TASK GOAL:
Note how many lines in the entries contain the string "Angkatan", then give that number and nothing else.

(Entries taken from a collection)
------
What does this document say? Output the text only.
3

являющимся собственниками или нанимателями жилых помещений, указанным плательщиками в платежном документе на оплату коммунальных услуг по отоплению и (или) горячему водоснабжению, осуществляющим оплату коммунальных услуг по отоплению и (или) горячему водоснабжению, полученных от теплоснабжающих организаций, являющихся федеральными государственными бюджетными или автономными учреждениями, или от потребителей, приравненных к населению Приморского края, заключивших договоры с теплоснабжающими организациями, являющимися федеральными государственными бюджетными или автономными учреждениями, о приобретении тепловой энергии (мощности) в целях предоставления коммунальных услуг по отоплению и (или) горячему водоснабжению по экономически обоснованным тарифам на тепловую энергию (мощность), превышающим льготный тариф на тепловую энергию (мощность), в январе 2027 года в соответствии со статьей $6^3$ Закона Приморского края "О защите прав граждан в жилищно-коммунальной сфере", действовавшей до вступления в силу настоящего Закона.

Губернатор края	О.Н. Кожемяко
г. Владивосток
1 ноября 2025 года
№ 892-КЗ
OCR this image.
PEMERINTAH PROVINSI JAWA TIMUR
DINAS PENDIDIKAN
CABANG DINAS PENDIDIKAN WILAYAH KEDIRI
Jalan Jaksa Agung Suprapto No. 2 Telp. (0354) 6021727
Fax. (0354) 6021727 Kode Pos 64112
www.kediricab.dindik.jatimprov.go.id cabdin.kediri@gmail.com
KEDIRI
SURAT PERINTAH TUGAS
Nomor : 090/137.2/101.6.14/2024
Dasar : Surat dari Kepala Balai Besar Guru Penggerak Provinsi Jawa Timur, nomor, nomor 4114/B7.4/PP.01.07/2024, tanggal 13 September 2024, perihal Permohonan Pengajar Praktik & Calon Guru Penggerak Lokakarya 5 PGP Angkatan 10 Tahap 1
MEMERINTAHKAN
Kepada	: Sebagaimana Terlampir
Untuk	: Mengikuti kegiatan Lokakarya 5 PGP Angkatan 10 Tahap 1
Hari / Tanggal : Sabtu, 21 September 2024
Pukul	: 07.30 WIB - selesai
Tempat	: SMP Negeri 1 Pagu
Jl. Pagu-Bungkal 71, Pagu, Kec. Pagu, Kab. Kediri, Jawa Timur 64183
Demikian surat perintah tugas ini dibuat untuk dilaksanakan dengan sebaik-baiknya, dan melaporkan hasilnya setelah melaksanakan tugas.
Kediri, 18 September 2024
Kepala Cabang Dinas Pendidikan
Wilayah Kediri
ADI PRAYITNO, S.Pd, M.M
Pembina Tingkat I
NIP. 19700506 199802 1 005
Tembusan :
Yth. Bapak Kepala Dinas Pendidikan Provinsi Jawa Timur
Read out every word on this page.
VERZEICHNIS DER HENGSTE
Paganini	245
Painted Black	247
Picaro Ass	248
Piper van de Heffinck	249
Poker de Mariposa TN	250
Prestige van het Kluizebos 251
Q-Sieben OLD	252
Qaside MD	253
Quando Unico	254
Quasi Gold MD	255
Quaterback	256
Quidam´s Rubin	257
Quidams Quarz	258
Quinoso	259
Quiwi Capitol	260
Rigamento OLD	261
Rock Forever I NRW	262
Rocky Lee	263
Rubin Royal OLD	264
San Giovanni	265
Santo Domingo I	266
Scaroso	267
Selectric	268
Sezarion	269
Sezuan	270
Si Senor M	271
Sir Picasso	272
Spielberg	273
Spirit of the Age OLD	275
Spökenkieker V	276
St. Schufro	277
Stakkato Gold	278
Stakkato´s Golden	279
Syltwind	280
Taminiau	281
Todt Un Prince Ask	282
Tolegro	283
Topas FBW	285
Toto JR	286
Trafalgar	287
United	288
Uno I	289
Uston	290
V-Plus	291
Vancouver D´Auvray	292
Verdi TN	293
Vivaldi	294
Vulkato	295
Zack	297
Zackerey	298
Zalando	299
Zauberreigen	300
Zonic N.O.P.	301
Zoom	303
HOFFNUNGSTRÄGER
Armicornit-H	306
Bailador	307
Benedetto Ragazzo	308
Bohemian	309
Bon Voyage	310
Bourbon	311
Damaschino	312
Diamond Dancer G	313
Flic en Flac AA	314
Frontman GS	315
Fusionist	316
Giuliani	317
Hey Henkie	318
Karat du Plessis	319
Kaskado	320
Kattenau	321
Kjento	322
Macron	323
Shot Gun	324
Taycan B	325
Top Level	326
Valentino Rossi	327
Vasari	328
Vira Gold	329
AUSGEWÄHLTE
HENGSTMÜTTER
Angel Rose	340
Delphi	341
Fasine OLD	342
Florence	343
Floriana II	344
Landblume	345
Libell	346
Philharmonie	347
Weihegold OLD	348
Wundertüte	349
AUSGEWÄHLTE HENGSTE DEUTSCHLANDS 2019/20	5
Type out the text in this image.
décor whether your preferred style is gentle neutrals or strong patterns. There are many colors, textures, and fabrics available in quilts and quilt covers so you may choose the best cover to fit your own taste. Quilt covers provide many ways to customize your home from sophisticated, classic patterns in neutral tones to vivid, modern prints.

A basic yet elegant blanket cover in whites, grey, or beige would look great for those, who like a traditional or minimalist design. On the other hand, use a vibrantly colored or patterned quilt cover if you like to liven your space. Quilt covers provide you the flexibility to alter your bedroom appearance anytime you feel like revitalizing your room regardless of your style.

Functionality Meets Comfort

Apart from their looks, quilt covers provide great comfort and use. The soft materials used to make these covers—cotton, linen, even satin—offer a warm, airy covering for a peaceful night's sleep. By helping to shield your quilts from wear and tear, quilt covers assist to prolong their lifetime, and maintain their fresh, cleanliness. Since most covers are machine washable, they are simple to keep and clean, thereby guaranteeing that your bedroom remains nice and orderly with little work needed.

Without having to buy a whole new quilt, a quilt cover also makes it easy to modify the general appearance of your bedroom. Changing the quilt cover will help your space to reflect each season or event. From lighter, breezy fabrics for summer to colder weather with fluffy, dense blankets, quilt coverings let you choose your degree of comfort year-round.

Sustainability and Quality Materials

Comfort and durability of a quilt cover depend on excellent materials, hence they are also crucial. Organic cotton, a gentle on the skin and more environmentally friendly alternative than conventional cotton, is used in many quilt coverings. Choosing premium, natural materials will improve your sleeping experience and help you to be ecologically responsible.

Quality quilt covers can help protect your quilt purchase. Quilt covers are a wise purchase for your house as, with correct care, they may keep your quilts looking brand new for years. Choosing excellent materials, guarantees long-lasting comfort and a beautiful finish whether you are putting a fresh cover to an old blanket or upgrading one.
------
OUTPUT FOR THIS TASK:
2